#### Exercise details:
Report every line in the listing below where the string "اقتصادی" shows up.

#### Input:
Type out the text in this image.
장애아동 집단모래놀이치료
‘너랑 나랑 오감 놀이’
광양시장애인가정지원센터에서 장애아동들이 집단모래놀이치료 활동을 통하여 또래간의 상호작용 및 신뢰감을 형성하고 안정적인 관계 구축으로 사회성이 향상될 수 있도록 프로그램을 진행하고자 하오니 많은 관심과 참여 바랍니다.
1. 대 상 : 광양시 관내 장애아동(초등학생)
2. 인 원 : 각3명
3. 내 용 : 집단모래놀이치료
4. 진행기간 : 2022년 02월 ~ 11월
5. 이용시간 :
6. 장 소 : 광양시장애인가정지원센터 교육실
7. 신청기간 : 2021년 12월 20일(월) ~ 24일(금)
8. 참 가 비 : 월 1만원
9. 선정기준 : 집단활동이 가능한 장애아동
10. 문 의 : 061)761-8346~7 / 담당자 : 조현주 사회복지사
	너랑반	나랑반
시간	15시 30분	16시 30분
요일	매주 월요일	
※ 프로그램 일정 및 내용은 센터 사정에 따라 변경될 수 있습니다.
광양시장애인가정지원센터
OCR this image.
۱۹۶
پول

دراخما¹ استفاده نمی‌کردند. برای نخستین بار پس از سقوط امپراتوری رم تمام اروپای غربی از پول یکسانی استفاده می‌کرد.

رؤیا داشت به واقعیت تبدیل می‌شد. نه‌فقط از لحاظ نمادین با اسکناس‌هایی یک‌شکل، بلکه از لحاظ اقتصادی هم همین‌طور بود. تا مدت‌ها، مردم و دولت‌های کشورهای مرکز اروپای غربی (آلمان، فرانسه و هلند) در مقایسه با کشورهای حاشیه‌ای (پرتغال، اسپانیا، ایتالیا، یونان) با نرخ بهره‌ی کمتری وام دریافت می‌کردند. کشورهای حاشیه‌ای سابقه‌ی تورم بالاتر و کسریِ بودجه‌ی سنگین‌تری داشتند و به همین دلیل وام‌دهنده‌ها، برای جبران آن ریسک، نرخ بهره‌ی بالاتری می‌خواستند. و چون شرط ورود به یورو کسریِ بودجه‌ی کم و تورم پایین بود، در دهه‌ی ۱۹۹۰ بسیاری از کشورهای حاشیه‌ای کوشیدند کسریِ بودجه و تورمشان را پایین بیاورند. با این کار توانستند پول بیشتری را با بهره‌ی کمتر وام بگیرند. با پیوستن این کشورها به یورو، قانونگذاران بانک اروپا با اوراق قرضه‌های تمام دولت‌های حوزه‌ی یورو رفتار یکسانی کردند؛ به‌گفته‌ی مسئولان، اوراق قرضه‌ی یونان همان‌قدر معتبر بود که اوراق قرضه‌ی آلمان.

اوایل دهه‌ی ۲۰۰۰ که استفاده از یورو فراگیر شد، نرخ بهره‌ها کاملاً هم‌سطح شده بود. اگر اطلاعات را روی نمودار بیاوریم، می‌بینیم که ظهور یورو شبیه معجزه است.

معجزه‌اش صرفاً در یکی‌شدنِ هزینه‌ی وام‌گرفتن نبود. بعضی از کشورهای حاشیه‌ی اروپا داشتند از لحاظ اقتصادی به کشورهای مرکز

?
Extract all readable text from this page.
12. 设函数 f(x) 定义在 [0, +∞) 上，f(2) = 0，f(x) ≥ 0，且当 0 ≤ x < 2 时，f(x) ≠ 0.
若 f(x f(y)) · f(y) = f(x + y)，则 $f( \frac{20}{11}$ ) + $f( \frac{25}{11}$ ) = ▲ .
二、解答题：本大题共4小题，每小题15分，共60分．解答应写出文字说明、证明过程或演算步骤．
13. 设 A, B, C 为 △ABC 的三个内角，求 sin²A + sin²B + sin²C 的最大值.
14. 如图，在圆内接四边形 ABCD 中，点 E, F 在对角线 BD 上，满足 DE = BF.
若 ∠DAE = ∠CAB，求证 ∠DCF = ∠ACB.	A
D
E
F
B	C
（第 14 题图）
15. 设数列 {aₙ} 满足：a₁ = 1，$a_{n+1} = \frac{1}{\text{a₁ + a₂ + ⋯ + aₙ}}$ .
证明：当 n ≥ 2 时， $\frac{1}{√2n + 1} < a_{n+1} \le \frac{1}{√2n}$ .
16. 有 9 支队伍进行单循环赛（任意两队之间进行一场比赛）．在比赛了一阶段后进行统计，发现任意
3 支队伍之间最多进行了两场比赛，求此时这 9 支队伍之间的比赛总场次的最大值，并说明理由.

#### Solution for this problem:
رؤیا داشت به واقعیت تبدیل می‌شد. نه‌فقط از لحاظ نمادین با اسکناس‌هایی یک‌شکل، بلکه از لحاظ اقتصادی هم همین‌طور بود. تا مدت‌ها، مردم و دولت‌های کشورهای مرکز اروپای غربی (آلمان، فرانسه و هلند) در مقایسه با کشورهای حاشیه‌ای (پرتغال، اسپانیا، ایتالیا، یونان) با نرخ بهره‌ی کمتری وام دریافت می‌کردند. کشورهای حاشیه‌ای سابقه‌ی تورم بالاتر و کسریِ بودجه‌ی سنگین‌تری داشتند و به همین دلیل وام‌دهنده‌ها، برای جبران آن ریسک، نرخ بهره‌ی بالاتری می‌خواستند. و چون شرط ورود به یورو کسریِ بودجه‌ی کم و تورم پایین بود، در دهه‌ی ۱۹۹۰ بسیاری از کشورهای حاشیه‌ای کوشیدند کسریِ بودجه و تورمشان را پایین بیاورند. با این کار توانستند پول بیشتری را با بهره‌ی کمتر وام بگیرند. با پیوستن این کشورها به یورو، قانونگذاران بانک اروپا با اوراق قرضه‌های تمام دولت‌های حوزه‌ی یورو رفتار یکسانی کردند؛ به‌گفته‌ی مسئولان، اوراق قرضه‌ی یونان همان‌قدر معتبر بود که اوراق قرضه‌ی آلمان.
معجزه‌اش صرفاً در یکی‌شدنِ هزینه‌ی وام‌گرفتن نبود. بعضی از کشورهای حاشیه‌ی اروپا داشتند از لحاظ اقتصادی به کشورهای مرکز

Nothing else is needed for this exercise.